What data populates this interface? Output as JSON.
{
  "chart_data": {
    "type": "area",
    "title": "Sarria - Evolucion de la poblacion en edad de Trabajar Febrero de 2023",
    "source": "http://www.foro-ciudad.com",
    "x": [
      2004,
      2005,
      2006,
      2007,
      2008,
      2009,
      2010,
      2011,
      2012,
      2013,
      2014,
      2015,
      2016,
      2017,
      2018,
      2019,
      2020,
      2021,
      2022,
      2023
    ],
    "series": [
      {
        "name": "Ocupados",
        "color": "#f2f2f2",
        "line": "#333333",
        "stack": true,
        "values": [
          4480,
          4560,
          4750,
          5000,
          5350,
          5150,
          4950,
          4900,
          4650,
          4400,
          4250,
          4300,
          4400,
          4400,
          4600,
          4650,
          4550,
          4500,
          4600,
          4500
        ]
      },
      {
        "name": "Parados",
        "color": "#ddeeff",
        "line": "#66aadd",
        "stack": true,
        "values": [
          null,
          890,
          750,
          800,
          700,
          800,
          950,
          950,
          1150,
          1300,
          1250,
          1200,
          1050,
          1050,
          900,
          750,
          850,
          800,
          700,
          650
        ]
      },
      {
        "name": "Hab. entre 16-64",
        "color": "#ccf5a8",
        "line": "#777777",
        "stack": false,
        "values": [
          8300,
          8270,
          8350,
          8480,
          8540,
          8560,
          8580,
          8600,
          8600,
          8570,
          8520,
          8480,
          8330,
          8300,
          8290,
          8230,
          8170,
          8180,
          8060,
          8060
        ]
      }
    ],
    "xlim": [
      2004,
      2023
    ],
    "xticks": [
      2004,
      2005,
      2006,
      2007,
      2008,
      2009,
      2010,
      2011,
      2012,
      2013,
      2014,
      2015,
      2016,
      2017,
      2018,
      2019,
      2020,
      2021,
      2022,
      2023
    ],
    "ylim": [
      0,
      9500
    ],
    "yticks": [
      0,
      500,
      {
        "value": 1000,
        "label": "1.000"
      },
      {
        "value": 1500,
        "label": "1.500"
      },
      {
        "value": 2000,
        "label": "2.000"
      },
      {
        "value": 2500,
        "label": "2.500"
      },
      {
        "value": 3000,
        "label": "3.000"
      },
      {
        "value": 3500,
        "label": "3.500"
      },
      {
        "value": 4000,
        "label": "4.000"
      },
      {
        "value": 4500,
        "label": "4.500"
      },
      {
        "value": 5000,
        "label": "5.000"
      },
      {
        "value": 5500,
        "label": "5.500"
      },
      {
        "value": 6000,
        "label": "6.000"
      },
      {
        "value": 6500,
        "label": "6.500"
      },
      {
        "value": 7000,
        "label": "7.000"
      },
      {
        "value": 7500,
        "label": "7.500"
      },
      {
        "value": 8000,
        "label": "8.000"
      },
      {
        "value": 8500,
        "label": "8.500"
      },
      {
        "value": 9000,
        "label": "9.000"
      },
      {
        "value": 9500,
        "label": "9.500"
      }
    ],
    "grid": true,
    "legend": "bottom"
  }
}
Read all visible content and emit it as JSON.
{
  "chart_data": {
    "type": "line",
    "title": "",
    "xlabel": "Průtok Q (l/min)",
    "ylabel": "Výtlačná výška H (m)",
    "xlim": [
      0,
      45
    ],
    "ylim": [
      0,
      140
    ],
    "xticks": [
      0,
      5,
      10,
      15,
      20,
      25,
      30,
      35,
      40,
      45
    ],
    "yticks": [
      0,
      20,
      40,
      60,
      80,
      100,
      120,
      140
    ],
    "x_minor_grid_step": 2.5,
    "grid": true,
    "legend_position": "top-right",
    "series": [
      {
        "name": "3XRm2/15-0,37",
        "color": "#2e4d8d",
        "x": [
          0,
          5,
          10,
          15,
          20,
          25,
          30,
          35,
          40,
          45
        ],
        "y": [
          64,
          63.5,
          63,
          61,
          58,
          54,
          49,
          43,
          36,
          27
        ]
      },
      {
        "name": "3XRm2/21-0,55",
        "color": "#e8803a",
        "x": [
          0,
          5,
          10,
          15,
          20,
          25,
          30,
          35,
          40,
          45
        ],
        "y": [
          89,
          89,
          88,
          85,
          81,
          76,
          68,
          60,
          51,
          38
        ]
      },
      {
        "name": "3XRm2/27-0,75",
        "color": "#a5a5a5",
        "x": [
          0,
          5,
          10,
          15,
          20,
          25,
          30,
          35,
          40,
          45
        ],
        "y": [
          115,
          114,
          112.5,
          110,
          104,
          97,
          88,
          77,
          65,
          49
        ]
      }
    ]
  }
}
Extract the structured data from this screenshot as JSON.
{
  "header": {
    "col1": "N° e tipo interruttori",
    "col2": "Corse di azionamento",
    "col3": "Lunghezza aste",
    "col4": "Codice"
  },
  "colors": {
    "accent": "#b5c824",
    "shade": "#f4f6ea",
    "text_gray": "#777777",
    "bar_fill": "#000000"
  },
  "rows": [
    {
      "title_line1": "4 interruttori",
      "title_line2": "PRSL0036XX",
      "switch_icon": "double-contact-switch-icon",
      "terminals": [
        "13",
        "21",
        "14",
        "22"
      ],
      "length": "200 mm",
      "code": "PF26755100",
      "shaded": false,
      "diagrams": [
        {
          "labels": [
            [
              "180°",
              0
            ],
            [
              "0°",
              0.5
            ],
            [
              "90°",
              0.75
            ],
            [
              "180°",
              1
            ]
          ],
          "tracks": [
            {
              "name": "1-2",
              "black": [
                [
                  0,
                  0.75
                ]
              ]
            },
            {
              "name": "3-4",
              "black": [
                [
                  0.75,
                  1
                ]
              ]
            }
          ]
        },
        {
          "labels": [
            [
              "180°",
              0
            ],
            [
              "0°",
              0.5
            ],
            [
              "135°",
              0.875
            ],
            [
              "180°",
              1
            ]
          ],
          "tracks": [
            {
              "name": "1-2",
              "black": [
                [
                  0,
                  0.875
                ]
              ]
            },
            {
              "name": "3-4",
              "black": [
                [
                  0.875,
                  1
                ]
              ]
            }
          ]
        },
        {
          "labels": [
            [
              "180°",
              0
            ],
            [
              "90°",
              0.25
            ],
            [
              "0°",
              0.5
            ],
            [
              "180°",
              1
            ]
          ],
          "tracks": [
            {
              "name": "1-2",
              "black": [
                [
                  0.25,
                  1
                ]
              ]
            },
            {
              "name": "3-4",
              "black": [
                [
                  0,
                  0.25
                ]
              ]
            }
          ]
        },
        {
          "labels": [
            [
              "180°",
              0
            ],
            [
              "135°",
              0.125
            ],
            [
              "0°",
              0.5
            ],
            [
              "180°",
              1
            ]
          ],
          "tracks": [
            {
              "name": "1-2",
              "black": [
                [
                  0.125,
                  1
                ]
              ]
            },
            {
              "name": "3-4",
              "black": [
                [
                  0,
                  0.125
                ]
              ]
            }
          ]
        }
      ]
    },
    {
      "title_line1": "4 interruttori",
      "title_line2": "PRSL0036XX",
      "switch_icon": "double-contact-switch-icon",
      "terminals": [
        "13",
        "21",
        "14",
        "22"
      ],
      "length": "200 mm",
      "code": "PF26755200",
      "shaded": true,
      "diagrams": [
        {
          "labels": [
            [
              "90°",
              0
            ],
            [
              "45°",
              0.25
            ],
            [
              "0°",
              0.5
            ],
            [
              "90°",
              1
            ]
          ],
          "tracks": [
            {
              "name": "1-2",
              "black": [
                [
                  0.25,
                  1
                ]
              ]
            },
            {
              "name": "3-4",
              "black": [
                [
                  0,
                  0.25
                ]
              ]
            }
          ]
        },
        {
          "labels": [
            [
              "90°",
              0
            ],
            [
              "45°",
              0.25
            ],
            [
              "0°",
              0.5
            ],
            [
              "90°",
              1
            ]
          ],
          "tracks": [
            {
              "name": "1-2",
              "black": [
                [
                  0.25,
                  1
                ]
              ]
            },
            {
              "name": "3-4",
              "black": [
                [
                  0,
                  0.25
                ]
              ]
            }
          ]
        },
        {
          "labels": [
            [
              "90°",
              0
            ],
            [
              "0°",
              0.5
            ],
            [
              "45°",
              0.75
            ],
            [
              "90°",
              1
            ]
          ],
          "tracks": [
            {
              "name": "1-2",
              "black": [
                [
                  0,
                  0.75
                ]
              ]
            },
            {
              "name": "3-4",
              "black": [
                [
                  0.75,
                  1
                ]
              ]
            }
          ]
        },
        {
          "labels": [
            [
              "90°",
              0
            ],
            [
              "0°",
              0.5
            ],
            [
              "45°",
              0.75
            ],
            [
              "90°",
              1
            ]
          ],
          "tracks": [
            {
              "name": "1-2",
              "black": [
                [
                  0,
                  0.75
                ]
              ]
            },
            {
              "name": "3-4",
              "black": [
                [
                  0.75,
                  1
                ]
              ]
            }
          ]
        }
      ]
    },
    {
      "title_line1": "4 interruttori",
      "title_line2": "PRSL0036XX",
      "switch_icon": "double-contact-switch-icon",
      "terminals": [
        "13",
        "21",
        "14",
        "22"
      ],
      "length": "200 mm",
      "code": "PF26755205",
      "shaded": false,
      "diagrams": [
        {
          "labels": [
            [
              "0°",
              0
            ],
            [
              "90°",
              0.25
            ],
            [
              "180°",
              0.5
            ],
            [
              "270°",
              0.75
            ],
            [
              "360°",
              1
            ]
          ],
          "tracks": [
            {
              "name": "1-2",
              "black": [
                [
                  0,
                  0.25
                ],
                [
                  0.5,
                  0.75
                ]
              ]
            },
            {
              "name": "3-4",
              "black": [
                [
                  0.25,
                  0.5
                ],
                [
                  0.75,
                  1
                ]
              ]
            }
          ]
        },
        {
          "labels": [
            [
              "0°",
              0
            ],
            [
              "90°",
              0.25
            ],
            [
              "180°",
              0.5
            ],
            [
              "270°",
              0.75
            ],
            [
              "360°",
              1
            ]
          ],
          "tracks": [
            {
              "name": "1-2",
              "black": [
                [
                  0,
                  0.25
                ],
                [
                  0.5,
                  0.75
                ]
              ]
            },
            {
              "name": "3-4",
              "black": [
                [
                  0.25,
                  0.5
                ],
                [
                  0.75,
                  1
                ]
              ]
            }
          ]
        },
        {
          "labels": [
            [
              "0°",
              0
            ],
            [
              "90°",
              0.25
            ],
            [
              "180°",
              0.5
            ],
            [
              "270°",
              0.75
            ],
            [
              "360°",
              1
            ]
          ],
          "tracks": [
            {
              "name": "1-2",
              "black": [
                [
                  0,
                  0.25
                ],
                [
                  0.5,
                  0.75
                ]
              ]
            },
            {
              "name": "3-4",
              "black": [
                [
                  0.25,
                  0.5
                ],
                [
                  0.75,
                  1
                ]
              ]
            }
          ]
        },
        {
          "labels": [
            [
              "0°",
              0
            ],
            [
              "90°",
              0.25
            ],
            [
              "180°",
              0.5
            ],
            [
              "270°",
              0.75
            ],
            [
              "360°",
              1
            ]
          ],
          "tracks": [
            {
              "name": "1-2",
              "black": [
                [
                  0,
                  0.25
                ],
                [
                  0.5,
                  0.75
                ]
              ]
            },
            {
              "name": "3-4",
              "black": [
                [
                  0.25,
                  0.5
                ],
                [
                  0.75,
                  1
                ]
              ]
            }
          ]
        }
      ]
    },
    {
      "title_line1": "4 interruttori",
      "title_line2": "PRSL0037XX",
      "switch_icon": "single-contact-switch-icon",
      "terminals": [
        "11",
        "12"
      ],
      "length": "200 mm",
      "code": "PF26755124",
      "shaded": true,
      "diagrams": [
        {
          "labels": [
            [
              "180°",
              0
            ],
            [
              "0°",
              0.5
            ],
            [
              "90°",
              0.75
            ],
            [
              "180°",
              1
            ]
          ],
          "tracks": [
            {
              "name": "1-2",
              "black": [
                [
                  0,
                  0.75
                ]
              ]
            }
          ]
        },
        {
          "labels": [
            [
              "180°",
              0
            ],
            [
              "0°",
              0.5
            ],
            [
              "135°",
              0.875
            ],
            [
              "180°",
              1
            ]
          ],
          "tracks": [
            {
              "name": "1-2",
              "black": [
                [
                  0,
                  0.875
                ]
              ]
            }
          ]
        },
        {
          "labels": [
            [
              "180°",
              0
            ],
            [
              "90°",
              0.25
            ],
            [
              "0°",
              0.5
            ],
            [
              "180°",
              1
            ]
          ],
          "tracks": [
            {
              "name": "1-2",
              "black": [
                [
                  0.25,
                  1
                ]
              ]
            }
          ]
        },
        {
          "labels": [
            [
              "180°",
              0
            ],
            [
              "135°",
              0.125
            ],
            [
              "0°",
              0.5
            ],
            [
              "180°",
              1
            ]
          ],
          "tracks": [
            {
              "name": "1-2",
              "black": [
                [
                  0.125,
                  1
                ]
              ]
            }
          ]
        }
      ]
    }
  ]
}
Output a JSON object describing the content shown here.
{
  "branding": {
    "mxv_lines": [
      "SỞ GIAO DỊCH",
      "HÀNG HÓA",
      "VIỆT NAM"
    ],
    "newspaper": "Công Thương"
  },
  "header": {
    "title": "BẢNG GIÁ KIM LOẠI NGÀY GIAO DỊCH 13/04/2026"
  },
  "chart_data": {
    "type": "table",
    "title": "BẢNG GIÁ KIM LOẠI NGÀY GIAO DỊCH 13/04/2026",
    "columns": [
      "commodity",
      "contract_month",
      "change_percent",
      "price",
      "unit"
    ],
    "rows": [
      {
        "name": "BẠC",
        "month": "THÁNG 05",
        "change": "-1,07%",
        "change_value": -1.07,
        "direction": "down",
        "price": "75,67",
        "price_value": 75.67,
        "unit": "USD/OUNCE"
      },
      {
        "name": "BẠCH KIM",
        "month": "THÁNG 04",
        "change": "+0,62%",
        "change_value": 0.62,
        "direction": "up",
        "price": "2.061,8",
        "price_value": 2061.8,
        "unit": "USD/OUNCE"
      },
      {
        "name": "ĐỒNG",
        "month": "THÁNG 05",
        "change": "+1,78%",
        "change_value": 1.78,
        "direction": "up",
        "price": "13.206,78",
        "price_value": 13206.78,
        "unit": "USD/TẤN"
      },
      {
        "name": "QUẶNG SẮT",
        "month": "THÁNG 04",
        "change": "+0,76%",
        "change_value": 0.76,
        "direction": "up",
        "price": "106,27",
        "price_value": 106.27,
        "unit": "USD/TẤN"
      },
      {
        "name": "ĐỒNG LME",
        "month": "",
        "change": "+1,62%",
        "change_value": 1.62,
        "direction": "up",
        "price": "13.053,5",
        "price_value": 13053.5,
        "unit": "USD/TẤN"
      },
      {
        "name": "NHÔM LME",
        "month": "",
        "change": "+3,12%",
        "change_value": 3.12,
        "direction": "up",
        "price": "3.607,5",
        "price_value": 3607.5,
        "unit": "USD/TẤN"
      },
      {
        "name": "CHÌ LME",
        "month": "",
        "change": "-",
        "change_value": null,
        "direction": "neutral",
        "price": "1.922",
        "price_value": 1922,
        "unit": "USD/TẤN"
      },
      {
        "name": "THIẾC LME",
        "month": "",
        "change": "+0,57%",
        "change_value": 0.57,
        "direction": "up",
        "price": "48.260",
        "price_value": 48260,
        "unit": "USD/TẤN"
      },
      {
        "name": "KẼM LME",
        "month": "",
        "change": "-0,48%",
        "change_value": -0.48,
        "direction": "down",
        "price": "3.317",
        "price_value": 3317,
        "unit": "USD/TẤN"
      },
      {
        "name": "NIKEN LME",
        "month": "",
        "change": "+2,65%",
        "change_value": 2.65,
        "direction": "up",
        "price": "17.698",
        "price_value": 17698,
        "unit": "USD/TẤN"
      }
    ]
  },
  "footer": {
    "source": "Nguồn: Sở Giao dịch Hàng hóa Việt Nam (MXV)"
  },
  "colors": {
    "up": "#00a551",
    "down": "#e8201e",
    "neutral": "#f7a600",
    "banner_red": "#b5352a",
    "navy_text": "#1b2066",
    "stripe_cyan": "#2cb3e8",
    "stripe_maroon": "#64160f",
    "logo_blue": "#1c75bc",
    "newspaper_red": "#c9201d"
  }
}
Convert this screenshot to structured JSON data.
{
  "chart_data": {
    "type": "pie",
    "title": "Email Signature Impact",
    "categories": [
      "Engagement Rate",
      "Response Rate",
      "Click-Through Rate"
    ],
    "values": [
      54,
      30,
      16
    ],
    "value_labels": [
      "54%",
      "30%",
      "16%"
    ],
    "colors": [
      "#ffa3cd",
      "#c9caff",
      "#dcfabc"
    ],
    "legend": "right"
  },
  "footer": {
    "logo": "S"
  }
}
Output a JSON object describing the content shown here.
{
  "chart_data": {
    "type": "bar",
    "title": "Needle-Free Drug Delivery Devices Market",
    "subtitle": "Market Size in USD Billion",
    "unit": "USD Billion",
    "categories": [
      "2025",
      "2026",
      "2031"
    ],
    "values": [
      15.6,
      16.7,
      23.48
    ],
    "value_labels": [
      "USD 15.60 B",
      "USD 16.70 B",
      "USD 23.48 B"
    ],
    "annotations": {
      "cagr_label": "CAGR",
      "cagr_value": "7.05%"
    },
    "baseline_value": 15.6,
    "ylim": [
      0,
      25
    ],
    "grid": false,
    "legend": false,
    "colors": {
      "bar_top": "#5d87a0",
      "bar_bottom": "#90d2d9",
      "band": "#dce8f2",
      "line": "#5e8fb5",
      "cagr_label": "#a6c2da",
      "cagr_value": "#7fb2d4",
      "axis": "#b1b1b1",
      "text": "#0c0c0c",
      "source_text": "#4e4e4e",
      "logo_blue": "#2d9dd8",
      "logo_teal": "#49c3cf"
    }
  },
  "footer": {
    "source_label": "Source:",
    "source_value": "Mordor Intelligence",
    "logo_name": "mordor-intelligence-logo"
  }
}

WHAT YOU NEED TO DO: Repeat exactly the lines from the one containing "Convert this screenshot" through the last line of the records above, both included, and nothing else.

EXERCISE ANSWER:
Convert this screenshot to structured JSON data.
{
  "chart_data": {
    "type": "pie",
    "title": "Email Signature Impact",
    "categories": [
      "Engagement Rate",
      "Response Rate",
      "Click-Through Rate"
    ],
    "values": [
      54,
      30,
      16
    ],
    "value_labels": [
      "54%",
      "30%",
      "16%"
    ],
    "colors": [
      "#ffa3cd",
      "#c9caff",
      "#dcfabc"
    ],
    "legend": "right"
  },
  "footer": {
    "logo": "S"
  }
}
Output a JSON object describing the content shown here.
{
  "chart_data": {
    "type": "bar",
    "title": "Needle-Free Drug Delivery Devices Market",
    "subtitle": "Market Size in USD Billion",
    "unit": "USD Billion",
    "categories": [
      "2025",
      "2026",
      "2031"
    ],
    "values": [
      15.6,
      16.7,
      23.48
    ],
    "value_labels": [
      "USD 15.60 B",
      "USD 16.70 B",
      "USD 23.48 B"
    ],
    "annotations": {
      "cagr_label": "CAGR",
      "cagr_value": "7.05%"
    },
    "baseline_value": 15.6,
    "ylim": [
      0,
      25
    ],
    "grid": false,
    "legend": false,
    "colors": {
      "bar_top": "#5d87a0",
      "bar_bottom": "#90d2d9",
      "band": "#dce8f2",
      "line": "#5e8fb5",
      "cagr_label": "#a6c2da",
      "cagr_value": "#7fb2d4",
      "axis": "#b1b1b1",
      "text": "#0c0c0c",
      "source_text": "#4e4e4e",
      "logo_blue": "#2d9dd8",
      "logo_teal": "#49c3cf"
    }
  },
  "footer": {
    "source_label": "Source:",
    "source_value": "Mordor Intelligence",
    "logo_name": "mordor-intelligence-logo"
  }
}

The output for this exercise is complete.